Excerpt provided>

And, as expected, living came up again and again as the star segment. But an important nuance surfaced too: it’s not enough for capital to look at living; the real question is what share of that capital actually helps increase supply.

The ROE problem

One of the day’s strongest messages landed here. Andrés Candela (Hogan Lovells) put it bluntly: we’re the investor’s “favorite,” but we don’t manage to get that money to fund housing development.

Carolina Roca (Asprima) explained why with figures, citing a BBVA Research analysis: the ROE of residential production/construction in Spain is roughly half that of other European countries. She brought it down to a definitive line: “I only convince an investor with profitability.”

As the debate unfolded, the factors weighing on that profitability kept repeating:

  • overly rigid urban planning and lengthy processes,
  • unpredictable timelines,
  • taxation,
  • and difficulty leveraging the raw material—land.

Uncertainty equals risk

If there was one cross-cutting consensus, it was this: the bottleneck isn’t lack of investor interest; it’s lack of certainty.

Orson Alcocer (Hogan Lovells) described the creation of buildable rights as “a kind of odyssey”, and was especially vivid about timelines and how hard they are to make “financeable”: between permitting and execution, ranges can be so wide that “they’re timelines that are very difficult to manage.”

From the bank’s perspective, ING translated that into committee logic: when planning moves on 20- to 40-year horizons, “taking it to committee is unthinkable.” That’s why it’s hard to step into pure land plays; appetite arrives when land is already fully entitled and the risk is more containable.

And from Urbanitae, Sergio Arana connected it to something we also see internally: our investment logic requires certainty, and the risk/timeline combination slows the entire sector—even with land that is already fully entitled, where delays can still appear.

From diagnosis to levers

Another part of the conversation turned toward the real capacity to produce more housing. Sandra Daza (Gesvalt) stressed there are no “magic recipes” and that the problem is structural: it can’t be solved “at the last minute like bad students.”

The data>
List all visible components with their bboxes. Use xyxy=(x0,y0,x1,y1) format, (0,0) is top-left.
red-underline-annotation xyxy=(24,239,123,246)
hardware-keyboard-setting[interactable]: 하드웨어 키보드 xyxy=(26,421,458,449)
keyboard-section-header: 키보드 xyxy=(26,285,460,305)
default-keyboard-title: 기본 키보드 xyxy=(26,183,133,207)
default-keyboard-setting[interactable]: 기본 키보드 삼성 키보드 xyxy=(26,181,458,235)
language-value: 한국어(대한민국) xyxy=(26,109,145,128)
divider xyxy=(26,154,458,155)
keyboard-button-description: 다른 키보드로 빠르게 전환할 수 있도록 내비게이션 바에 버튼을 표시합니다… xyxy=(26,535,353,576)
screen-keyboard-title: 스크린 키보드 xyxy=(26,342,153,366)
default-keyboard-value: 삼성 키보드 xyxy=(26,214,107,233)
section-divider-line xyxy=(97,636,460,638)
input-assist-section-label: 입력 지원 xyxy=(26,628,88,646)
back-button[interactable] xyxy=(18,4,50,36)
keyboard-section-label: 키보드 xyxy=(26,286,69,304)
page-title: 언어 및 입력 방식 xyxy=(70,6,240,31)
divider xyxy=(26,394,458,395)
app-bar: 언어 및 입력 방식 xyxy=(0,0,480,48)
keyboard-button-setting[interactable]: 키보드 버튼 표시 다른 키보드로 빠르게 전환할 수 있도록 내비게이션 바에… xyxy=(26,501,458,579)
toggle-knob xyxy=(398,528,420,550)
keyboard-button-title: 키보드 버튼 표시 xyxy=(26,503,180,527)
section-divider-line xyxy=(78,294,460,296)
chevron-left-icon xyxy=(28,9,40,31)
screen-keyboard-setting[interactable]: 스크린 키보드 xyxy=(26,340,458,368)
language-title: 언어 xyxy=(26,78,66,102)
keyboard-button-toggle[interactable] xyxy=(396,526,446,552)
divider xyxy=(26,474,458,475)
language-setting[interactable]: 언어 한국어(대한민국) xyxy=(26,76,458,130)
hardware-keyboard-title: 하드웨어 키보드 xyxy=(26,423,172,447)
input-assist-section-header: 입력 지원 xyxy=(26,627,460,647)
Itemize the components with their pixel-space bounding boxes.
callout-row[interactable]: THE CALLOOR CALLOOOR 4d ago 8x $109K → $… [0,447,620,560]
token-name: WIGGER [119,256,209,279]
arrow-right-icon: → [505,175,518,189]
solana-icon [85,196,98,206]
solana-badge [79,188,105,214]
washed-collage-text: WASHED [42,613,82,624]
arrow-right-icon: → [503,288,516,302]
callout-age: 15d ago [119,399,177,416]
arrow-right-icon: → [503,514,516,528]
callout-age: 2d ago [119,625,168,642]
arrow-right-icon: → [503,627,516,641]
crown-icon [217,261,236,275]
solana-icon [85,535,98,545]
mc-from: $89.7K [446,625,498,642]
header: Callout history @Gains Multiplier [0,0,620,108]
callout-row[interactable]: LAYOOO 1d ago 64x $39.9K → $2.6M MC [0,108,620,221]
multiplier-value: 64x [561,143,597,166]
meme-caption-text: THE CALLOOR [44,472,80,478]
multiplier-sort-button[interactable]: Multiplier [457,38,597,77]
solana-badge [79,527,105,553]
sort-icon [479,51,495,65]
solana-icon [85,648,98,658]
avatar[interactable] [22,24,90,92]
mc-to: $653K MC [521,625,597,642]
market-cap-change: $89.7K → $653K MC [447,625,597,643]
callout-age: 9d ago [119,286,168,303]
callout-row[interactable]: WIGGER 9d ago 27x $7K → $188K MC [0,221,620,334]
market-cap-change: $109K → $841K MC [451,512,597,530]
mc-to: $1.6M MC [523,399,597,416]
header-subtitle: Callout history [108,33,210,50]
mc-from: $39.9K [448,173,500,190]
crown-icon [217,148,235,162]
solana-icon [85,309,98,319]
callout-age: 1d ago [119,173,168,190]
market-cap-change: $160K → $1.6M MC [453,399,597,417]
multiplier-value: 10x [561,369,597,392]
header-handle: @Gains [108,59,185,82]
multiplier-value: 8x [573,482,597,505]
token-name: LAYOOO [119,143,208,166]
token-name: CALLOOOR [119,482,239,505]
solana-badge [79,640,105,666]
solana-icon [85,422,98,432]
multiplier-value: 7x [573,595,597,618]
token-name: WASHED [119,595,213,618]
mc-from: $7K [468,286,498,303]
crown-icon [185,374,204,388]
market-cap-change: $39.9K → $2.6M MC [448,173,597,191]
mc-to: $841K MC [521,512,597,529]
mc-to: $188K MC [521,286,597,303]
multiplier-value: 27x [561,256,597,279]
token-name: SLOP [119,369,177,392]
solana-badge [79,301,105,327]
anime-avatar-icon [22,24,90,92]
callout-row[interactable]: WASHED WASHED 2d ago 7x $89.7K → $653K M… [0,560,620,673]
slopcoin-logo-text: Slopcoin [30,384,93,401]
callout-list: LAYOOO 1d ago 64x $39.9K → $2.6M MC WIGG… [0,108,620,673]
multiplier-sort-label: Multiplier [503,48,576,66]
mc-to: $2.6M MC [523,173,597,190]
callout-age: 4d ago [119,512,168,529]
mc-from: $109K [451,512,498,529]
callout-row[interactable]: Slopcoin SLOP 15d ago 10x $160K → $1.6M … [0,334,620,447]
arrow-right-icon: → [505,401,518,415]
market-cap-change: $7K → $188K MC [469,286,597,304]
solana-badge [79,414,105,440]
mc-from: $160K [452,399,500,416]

Required action> Copy everything in the housing investment excerpt from "The ROE problem" down to "the raw material—land.". The listing isn't needed for this.

Answer to this task>
The ROE problem

One of the day’s strongest messages landed here. Andrés Candela (Hogan Lovells) put it bluntly: we’re the investor’s “favorite,” but we don’t manage to get that money to fund housing development.

Carolina Roca (Asprima) explained why with figures, citing a BBVA Research analysis: the ROE of residential production/construction in Spain is roughly half that of other European countries. She brought it down to a definitive line: “I only convince an investor with profitability.”

As the debate unfolded, the factors weighing on that profitability kept repeating:

  • overly rigid urban planning and lengthy processes,
  • unpredictable timelines,
  • taxation,
  • and difficulty leveraging the raw material—land.